▶ [Task to carry out]
Identify the lines that contain the word "hhahhs" and copy each one.
┌──
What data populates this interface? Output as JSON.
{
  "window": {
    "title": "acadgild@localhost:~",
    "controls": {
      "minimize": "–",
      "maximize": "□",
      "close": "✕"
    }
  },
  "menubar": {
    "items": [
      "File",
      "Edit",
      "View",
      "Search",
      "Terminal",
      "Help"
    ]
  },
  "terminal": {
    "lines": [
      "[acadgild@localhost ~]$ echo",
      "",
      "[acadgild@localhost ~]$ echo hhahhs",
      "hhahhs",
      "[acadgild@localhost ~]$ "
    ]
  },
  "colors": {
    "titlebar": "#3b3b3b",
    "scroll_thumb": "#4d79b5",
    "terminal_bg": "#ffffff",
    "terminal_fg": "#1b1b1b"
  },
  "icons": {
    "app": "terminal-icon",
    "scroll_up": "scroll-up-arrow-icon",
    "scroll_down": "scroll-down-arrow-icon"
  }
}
└──
▶ [Task answer]
      "[acadgild@localhost ~]$ echo hhahhs",
      "hhahhs",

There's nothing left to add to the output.